** Available data **
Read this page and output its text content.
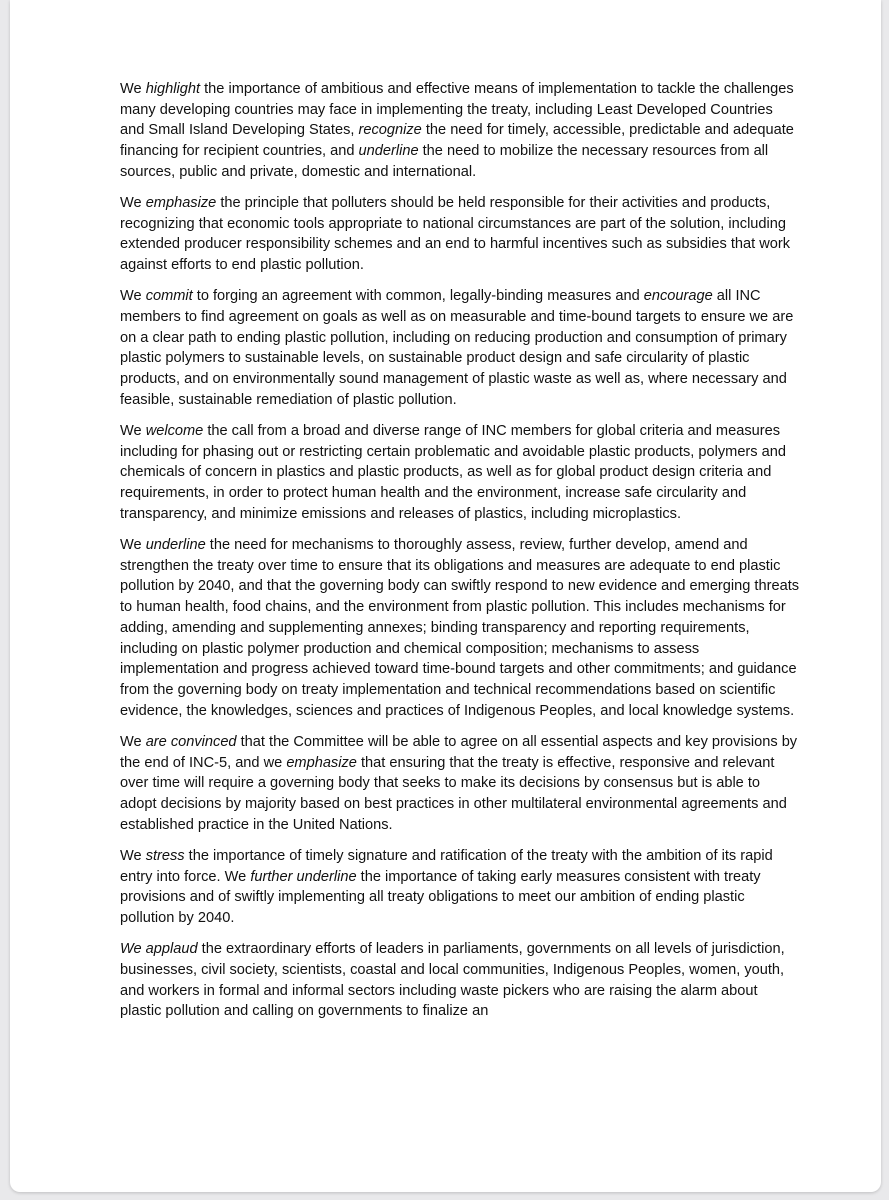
We highlight the importance of ambitious and effective means of implementation to tackle the challenges many developing countries may face in implementing the treaty, including Least Developed Countries and Small Island Developing States, recognize the need for timely, accessible, predictable and adequate financing for recipient countries, and underline the need to mobilize the necessary resources from all sources, public and private, domestic and international.

We emphasize the principle that polluters should be held responsible for their activities and products, recognizing that economic tools appropriate to national circumstances are part of the solution, including extended producer responsibility schemes and an end to harmful incentives such as subsidies that work against efforts to end plastic pollution.

We commit to forging an agreement with common, legally-binding measures and encourage all INC members to find agreement on goals as well as on measurable and time-bound targets to ensure we are on a clear path to ending plastic pollution, including on reducing production and consumption of primary plastic polymers to sustainable levels, on sustainable product design and safe circularity of plastic products, and on environmentally sound management of plastic waste as well as, where necessary and feasible, sustainable remediation of plastic pollution.

We welcome the call from a broad and diverse range of INC members for global criteria and measures including for phasing out or restricting certain problematic and avoidable plastic products, polymers and chemicals of concern in plastics and plastic products, as well as for global product design criteria and requirements, in order to protect human health and the environment, increase safe circularity and transparency, and minimize emissions and releases of plastics, including microplastics.

We underline the need for mechanisms to thoroughly assess, review, further develop, amend and strengthen the treaty over time to ensure that its obligations and measures are adequate to end plastic pollution by 2040, and that the governing body can swiftly respond to new evidence and emerging threats to human health, food chains, and the environment from plastic pollution. This includes mechanisms for adding, amending and supplementing annexes; binding transparency and reporting requirements, including on plastic polymer production and chemical composition; mechanisms to assess implementation and progress achieved toward time-bound targets and other commitments; and guidance from the governing body on treaty implementation and technical recommendations based on scientific evidence, the knowledges, sciences and practices of Indigenous Peoples, and local knowledge systems.

We are convinced that the Committee will be able to agree on all essential aspects and key provisions by the end of INC-5, and we emphasize that ensuring that the treaty is effective, responsive and relevant over time will require a governing body that seeks to make its decisions by consensus but is able to adopt decisions by majority based on best practices in other multilateral environmental agreements and established practice in the United Nations.

We stress the importance of timely signature and ratification of the treaty with the ambition of its rapid entry into force. We further underline the importance of taking early measures consistent with treaty provisions and of swiftly implementing all treaty obligations to meet our ambition of ending plastic pollution by 2040.

We applaud the extraordinary efforts of leaders in parliaments, governments on all levels of jurisdiction, businesses, civil society, scientists, coastal and local communities, Indigenous Peoples, women, youth, and workers in formal and informal sectors including waste pickers who are raising the alarm about plastic pollution and calling on governments to finalize an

** Exercise **
Output the data exactly. Pictures don't belong in the result.

** Result of this exercise **
Read this page and output its text content.
We highlight the importance of ambitious and effective means of implementation to tackle the challenges many developing countries may face in implementing the treaty, including Least Developed Countries and Small Island Developing States, recognize the need for timely, accessible, predictable and adequate financing for recipient countries, and underline the need to mobilize the necessary resources from all sources, public and private, domestic and international.

We emphasize the principle that polluters should be held responsible for their activities and products, recognizing that economic tools appropriate to national circumstances are part of the solution, including extended producer responsibility schemes and an end to harmful incentives such as subsidies that work against efforts to end plastic pollution.

We commit to forging an agreement with common, legally-binding measures and encourage all INC members to find agreement on goals as well as on measurable and time-bound targets to ensure we are on a clear path to ending plastic pollution, including on reducing production and consumption of primary plastic polymers to sustainable levels, on sustainable product design and safe circularity of plastic products, and on environmentally sound management of plastic waste as well as, where necessary and feasible, sustainable remediation of plastic pollution.

We welcome the call from a broad and diverse range of INC members for global criteria and measures including for phasing out or restricting certain problematic and avoidable plastic products, polymers and chemicals of concern in plastics and plastic products, as well as for global product design criteria and requirements, in order to protect human health and the environment, increase safe circularity and transparency, and minimize emissions and releases of plastics, including microplastics.

We underline the need for mechanisms to thoroughly assess, review, further develop, amend and strengthen the treaty over time to ensure that its obligations and measures are adequate to end plastic pollution by 2040, and that the governing body can swiftly respond to new evidence and emerging threats to human health, food chains, and the environment from plastic pollution. This includes mechanisms for adding, amending and supplementing annexes; binding transparency and reporting requirements, including on plastic polymer production and chemical composition; mechanisms to assess implementation and progress achieved toward time-bound targets and other commitments; and guidance from the governing body on treaty implementation and technical recommendations based on scientific evidence, the knowledges, sciences and practices of Indigenous Peoples, and local knowledge systems.

We are convinced that the Committee will be able to agree on all essential aspects and key provisions by the end of INC-5, and we emphasize that ensuring that the treaty is effective, responsive and relevant over time will require a governing body that seeks to make its decisions by consensus but is able to adopt decisions by majority based on best practices in other multilateral environmental agreements and established practice in the United Nations.

We stress the importance of timely signature and ratification of the treaty with the ambition of its rapid entry into force. We further underline the importance of taking early measures consistent with treaty provisions and of swiftly implementing all treaty obligations to meet our ambition of ending plastic pollution by 2040.

We applaud the extraordinary efforts of leaders in parliaments, governments on all levels of jurisdiction, businesses, civil society, scientists, coastal and local communities, Indigenous Peoples, women, youth, and workers in formal and informal sectors including waste pickers who are raising the alarm about plastic pollution and calling on governments to finalize an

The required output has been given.